TASK – Locate all lines with the word "bildet" and copy them out.

DATASET –
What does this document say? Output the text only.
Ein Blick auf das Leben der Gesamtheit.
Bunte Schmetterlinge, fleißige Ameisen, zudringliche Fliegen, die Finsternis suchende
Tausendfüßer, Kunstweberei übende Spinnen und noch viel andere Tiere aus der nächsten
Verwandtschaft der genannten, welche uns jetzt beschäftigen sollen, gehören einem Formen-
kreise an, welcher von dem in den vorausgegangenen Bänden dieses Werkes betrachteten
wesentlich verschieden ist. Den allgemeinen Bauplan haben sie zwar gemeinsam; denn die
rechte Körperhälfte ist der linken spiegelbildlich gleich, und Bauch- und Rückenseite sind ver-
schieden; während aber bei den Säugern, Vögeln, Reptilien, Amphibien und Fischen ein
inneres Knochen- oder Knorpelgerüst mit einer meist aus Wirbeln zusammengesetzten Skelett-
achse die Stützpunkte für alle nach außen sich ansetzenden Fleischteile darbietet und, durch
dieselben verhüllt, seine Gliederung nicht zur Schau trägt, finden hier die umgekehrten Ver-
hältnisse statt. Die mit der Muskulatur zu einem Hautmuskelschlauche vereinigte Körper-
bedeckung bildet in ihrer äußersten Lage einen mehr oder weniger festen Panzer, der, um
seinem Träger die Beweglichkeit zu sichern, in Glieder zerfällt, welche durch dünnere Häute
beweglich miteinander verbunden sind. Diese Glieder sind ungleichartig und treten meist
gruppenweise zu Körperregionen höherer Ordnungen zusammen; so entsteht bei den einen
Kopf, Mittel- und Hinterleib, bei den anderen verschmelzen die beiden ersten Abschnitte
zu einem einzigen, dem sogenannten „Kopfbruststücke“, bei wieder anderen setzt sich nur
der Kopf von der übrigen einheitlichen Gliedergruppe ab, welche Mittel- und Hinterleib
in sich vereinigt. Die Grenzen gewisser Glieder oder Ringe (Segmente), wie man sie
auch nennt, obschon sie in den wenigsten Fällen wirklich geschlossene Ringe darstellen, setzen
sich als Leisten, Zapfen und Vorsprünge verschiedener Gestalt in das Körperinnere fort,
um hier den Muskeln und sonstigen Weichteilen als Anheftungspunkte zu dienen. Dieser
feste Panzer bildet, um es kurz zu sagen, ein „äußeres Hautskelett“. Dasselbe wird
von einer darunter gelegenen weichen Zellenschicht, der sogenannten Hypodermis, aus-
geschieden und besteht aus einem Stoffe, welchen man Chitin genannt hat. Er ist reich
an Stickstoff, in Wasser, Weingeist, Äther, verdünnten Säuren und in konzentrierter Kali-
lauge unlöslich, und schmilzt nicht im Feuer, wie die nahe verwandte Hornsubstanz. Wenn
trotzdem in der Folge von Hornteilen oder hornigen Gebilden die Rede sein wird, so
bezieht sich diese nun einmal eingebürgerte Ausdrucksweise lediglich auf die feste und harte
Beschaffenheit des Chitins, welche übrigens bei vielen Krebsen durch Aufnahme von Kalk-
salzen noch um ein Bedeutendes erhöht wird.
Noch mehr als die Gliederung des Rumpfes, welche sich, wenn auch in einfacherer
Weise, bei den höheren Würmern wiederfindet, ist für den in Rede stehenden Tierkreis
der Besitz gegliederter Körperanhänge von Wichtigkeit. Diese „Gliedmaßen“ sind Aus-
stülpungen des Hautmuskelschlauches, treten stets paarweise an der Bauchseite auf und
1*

EXPECTED ANSWER –
bedeckung bildet in ihrer äußersten Lage einen mehr oder weniger festen Panzer, der, um
feste Panzer bildet, um es kurz zu sagen, ein „äußeres Hautskelett“. Dasselbe wird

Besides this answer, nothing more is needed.